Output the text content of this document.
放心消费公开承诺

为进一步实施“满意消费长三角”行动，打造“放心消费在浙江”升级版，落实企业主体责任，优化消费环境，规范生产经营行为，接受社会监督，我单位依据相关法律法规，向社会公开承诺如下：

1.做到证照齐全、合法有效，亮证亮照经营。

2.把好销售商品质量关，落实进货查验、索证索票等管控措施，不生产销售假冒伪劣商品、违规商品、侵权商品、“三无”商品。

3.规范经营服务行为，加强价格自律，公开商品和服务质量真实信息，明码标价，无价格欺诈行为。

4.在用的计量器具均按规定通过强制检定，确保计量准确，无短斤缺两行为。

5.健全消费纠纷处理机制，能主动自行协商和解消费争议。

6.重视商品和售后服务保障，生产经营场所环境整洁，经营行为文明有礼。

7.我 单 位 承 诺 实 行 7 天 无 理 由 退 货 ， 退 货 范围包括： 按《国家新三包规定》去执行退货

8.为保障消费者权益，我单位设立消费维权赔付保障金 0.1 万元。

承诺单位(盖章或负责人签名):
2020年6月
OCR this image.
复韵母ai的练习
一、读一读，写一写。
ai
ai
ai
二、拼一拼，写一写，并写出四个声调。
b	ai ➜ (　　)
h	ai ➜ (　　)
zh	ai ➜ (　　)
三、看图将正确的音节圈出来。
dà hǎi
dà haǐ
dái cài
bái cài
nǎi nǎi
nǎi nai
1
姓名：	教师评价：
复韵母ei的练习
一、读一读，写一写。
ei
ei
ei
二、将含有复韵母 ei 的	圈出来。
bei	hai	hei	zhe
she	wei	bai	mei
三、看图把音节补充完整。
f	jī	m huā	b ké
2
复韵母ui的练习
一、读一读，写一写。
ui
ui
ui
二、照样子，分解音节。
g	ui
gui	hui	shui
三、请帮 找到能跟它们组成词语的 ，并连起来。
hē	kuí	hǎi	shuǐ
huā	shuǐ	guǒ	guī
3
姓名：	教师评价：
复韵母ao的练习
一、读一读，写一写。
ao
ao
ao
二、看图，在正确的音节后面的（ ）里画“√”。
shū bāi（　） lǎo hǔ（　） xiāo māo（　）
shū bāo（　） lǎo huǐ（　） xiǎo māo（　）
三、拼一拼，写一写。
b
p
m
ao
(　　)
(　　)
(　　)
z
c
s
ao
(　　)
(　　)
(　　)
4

==================================================

### REQUIREMENT
Go through the material line by line. Show each line that contains the string "this".

### WORKED ANSWER
Output the text content of this document.
OCR this image.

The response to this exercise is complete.